* Aim of the exercise: Lines holding the string "Authoritarianism" are the ones to copy from this listing.

---------- Excerpted records ----------

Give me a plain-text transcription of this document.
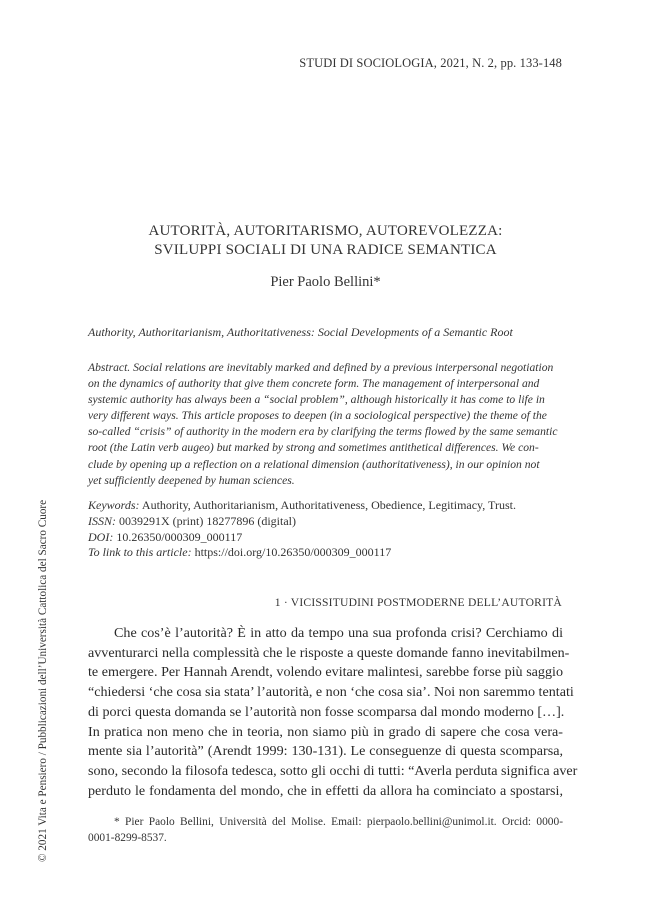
STUDI DI SOCIOLOGIA, 2021, N. 2, pp. 133-148
AUTORITÀ, AUTORITARISMO, AUTOREVOLEZZA:
SVILUPPI SOCIALI DI UNA RADICE SEMANTICA
Pier Paolo Bellini*
Authority, Authoritarianism, Authoritativeness: Social Developments of a Semantic Root
Abstract. Social relations are inevitably marked and defined by a previous interpersonal negotiation
on the dynamics of authority that give them concrete form. The management of interpersonal and
systemic authority has always been a “social problem”, although historically it has come to life in
very different ways. This article proposes to deepen (in a sociological perspective) the theme of the
so-called “crisis” of authority in the modern era by clarifying the terms flowed by the same semantic
root (the Latin verb augeo) but marked by strong and sometimes antithetical differences. We con-
clude by opening up a reflection on a relational dimension (authoritativeness), in our opinion not
yet sufficiently deepened by human sciences.
Keywords: Authority, Authoritarianism, Authoritativeness, Obedience, Legitimacy, Trust.
ISSN: 0039291X (print) 18277896 (digital)
DOI: 10.26350/000309_000117
To link to this article: https://doi.org/10.26350/000309_000117
1 · VICISSITUDINI POSTMODERNE DELL’AUTORITÀ
Che cos’è l’autorità? È in atto da tempo una sua profonda crisi? Cerchiamo di
avventurarci nella complessità che le risposte a queste domande fanno inevitabilmen-
te emergere. Per Hannah Arendt, volendo evitare malintesi, sarebbe forse più saggio
“chiedersi ‘che cosa sia stata’ l’autorità, e non ‘che cosa sia’. Noi non saremmo tentati
di porci questa domanda se l’autorità non fosse scomparsa dal mondo moderno […].
In pratica non meno che in teoria, non siamo più in grado di sapere che cosa vera-
mente sia l’autorità” (Arendt 1999: 130-131). Le conseguenze di questa scomparsa,
sono, secondo la filosofa tedesca, sotto gli occhi di tutti: “Averla perduta significa aver
perduto le fondamenta del mondo, che in effetti da allora ha cominciato a spostarsi,
* Pier Paolo Bellini, Università del Molise. Email: pierpaolo.bellini@unimol.it. Orcid: 0000-
0001-8299-8537.
© 2021 Vita e Pensiero / Pubblicazioni dell’Università Cattolica del Sacro Cuore
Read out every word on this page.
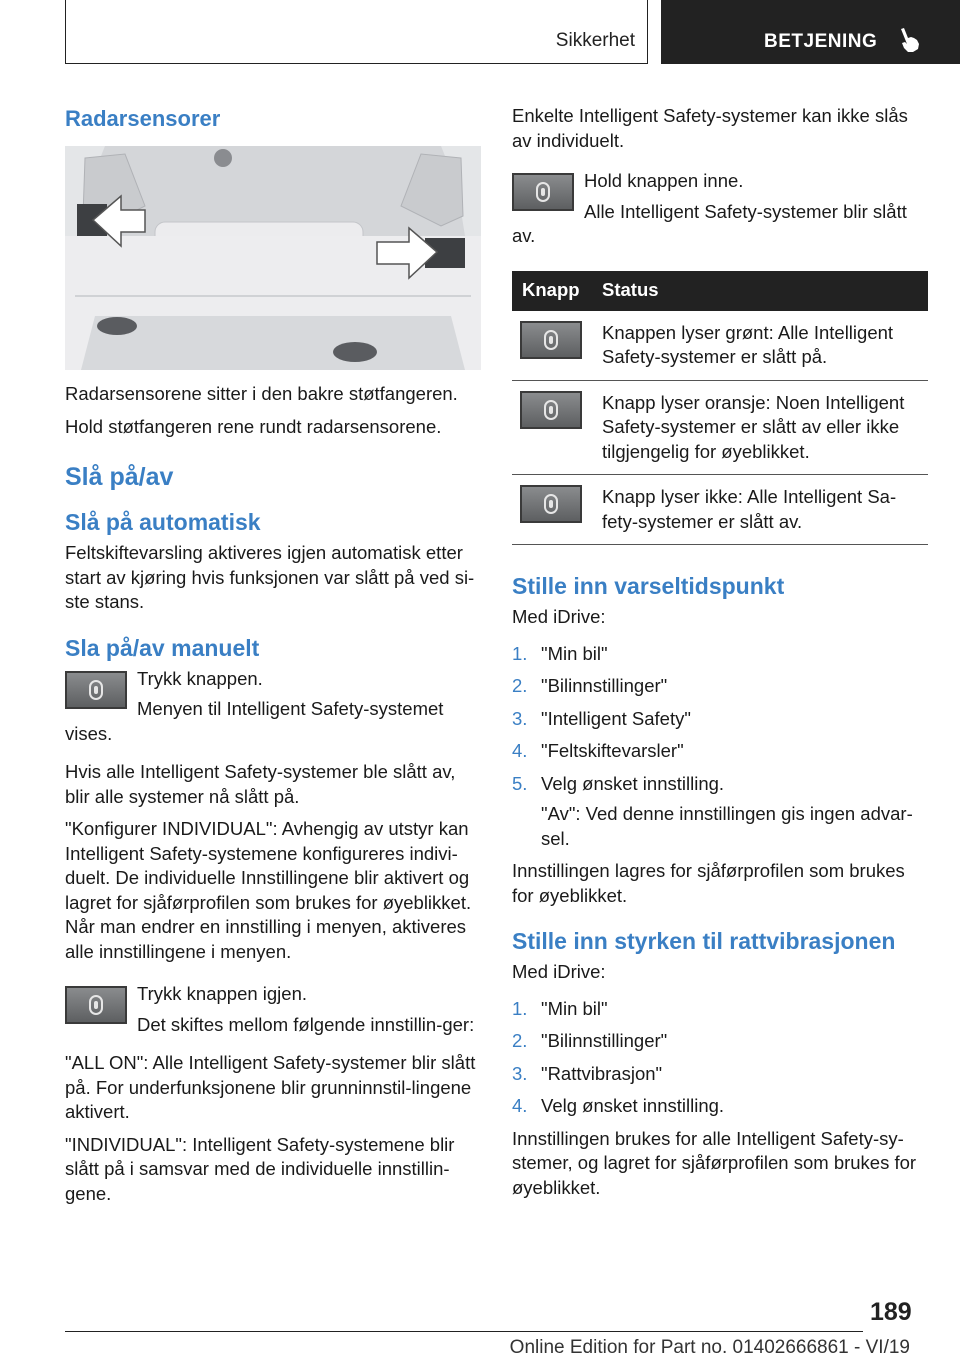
Sikkerhet	BETJENING
Radarsensorer

Radarsensorene sitter i den bakre støtfangeren.

Hold støtfangeren rene rundt radarsensorene.

Slå på/av
Slå på automatisk

Feltskiftevarsling aktiveres igjen automatisk etter start av kjøring hvis funksjonen var slått på ved si-ste stans.

Sla på/av manuelt

Trykk knappen.

Menyen til Intelligent Safety-systemet vises.

Hvis alle Intelligent Safety-systemer ble slått av, blir alle systemer nå slått på.

"Konfigurer INDIVIDUAL": Avhengig av utstyr kan Intelligent Safety-systemene konfigureres indivi-duelt. De individuelle Innstillingene blir aktivert og lagret for sjåførprofilen som brukes for øyeblikket. Når man endrer en innstilling i menyen, aktiveres alle innstillingene i menyen.

Trykk knappen igjen.

Det skiftes mellom følgende innstillin-ger:

"ALL ON": Alle Intelligent Safety-systemer blir slått på. For underfunksjonene blir grunninnstil-lingene aktivert.

"INDIVIDUAL": Intelligent Safety-systemene blir slått på i samsvar med de individuelle innstillin-gene.

Enkelte Intelligent Safety-systemer kan ikke slås av individuelt.

Hold knappen inne.

Alle Intelligent Safety-systemer blir slått av.

Knapp	Status

	Knappen lyser grønt: Alle Intelligent Safety-systemer er slått på.

	Knapp lyser oransje: Noen Intelligent Safety-systemer er slått av eller ikke tilgjengelig for øyeblikket.

	Knapp lyser ikke: Alle Intelligent Sa-fety-systemer er slått av.
Stille inn varseltidspunkt

Med iDrive:

1. "Min bil"
2. "Bilinnstillinger"
3. "Intelligent Safety"
4. "Feltskiftevarsler"
5. Velg ønsket innstilling.
"Av": Ved denne innstillingen gis ingen advar-sel.

Innstillingen lagres for sjåførprofilen som brukes for øyeblikket.

Stille inn styrken til rattvibrasjonen

Med iDrive:

1. "Min bil"
2. "Bilinnstillinger"
3. "Rattvibrasjon"
4. Velg ønsket innstilling.

Innstillingen brukes for alle Intelligent Safety-sy-stemer, og lagret for sjåførprofilen som brukes for øyeblikket.

189
Online Edition for Part no. 01402666861 - VI/19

----------

* In response:
Authority, Authoritarianism, Authoritativeness: Social Developments of a Semantic Root
Keywords: Authority, Authoritarianism, Authoritativeness, Obedience, Legitimacy, Trust.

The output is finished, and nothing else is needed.